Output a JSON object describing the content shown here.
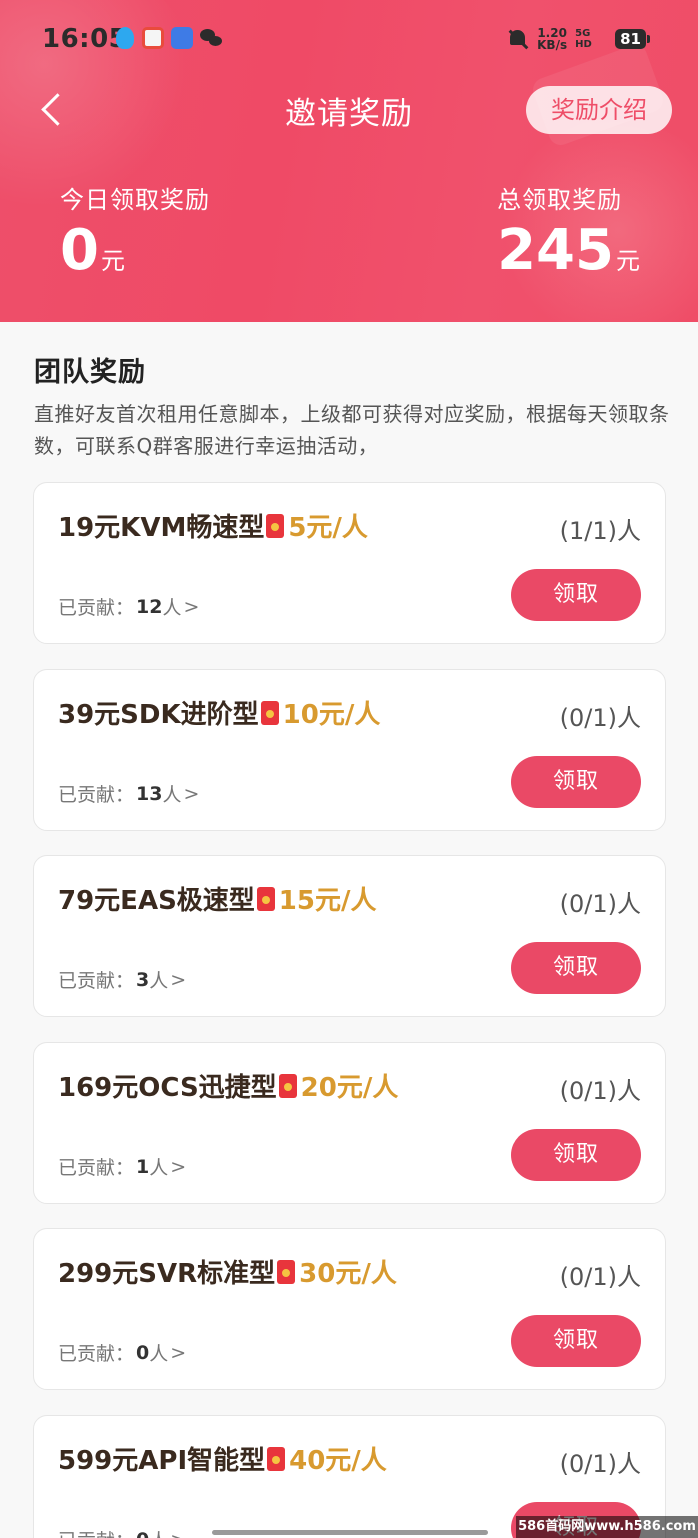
{
  "status_bar": {
    "time": "16:05",
    "net_speed_value": "1.20",
    "net_speed_unit": "KB/s",
    "signal_label": "5G HD",
    "battery": "81"
  },
  "nav": {
    "title": "邀请奖励",
    "intro_button": "奖励介绍"
  },
  "summary": {
    "today_label": "今日领取奖励",
    "today_value": "0",
    "today_unit": "元",
    "total_label": "总领取奖励",
    "total_value": "245",
    "total_unit": "元"
  },
  "section": {
    "title": "团队奖励",
    "description": "直推好友首次租用任意脚本，上级都可获得对应奖励，根据每天领取条数，可联系Q群客服进行幸运抽活动，"
  },
  "contrib_label": "已贡献：",
  "contrib_suffix": "人",
  "contrib_arrow": ">",
  "claim_label": "领取",
  "cards": [
    {
      "name": "19元KVM畅速型",
      "reward": "5元/人",
      "count": "(1/1)人",
      "contributed": "12"
    },
    {
      "name": "39元SDK进阶型",
      "reward": "10元/人",
      "count": "(0/1)人",
      "contributed": "13"
    },
    {
      "name": "79元EAS极速型",
      "reward": "15元/人",
      "count": "(0/1)人",
      "contributed": "3"
    },
    {
      "name": "169元OCS迅捷型",
      "reward": "20元/人",
      "count": "(0/1)人",
      "contributed": "1"
    },
    {
      "name": "299元SVR标准型",
      "reward": "30元/人",
      "count": "(0/1)人",
      "contributed": "0"
    },
    {
      "name": "599元API智能型",
      "reward": "40元/人",
      "count": "(0/1)人",
      "contributed": "0"
    }
  ],
  "watermark": "586首码网www.h586.com",
  "colors": {
    "brand": "#ee4f6a",
    "button": "#ea4966",
    "reward": "#d89a2f"
  },
  "icons": {
    "back": "chevron-left-icon",
    "reward": "red-envelope-icon"
  }
}
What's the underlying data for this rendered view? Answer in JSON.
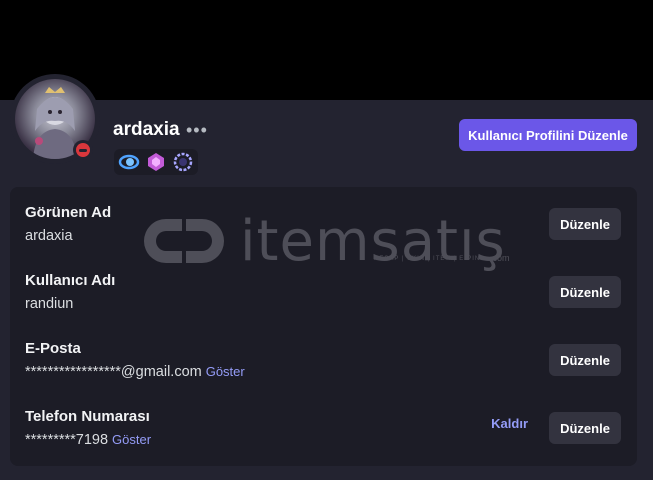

::::::::::

[Required work]
All of the material above is to be copied exactly, except for its images.

[Finished answer]
Output a JSON object describing the content shown here.
{
  "status_bar": {
    "time": "16:05",
    "net_speed_value": "1.20",
    "net_speed_unit": "KB/s",
    "signal_label": "5G HD",
    "battery": "81"
  },
  "nav": {
    "title": "邀请奖励",
    "intro_button": "奖励介绍"
  },
  "summary": {
    "today_label": "今日领取奖励",
    "today_value": "0",
    "today_unit": "元",
    "total_label": "总领取奖励",
    "total_value": "245",
    "total_unit": "元"
  },
  "section": {
    "title": "团队奖励",
    "description": "直推好友首次租用任意脚本，上级都可获得对应奖励，根据每天领取条数，可联系Q群客服进行幸运抽活动，"
  },
  "contrib_label": "已贡献：",
  "contrib_suffix": "人",
  "contrib_arrow": ">",
  "claim_label": "领取",
  "cards": [
    {
      "name": "19元KVM畅速型",
      "reward": "5元/人",
      "count": "(1/1)人",
      "contributed": "12"
    },
    {
      "name": "39元SDK进阶型",
      "reward": "10元/人",
      "count": "(0/1)人",
      "contributed": "13"
    },
    {
      "name": "79元EAS极速型",
      "reward": "15元/人",
      "count": "(0/1)人",
      "contributed": "3"
    },
    {
      "name": "169元OCS迅捷型",
      "reward": "20元/人",
      "count": "(0/1)人",
      "contributed": "1"
    },
    {
      "name": "299元SVR标准型",
      "reward": "30元/人",
      "count": "(0/1)人",
      "contributed": "0"
    },
    {
      "name": "599元API智能型",
      "reward": "40元/人",
      "count": "(0/1)人",
      "contributed": "0"
    }
  ],
  "watermark": "586首码网www.h586.com",
  "colors": {
    "brand": "#ee4f6a",
    "button": "#ea4966",
    "reward": "#d89a2f"
  },
  "icons": {
    "back": "chevron-left-icon",
    "reward": "red-envelope-icon"
  }
}
What's the underlying data for this rendered view? Answer in JSON.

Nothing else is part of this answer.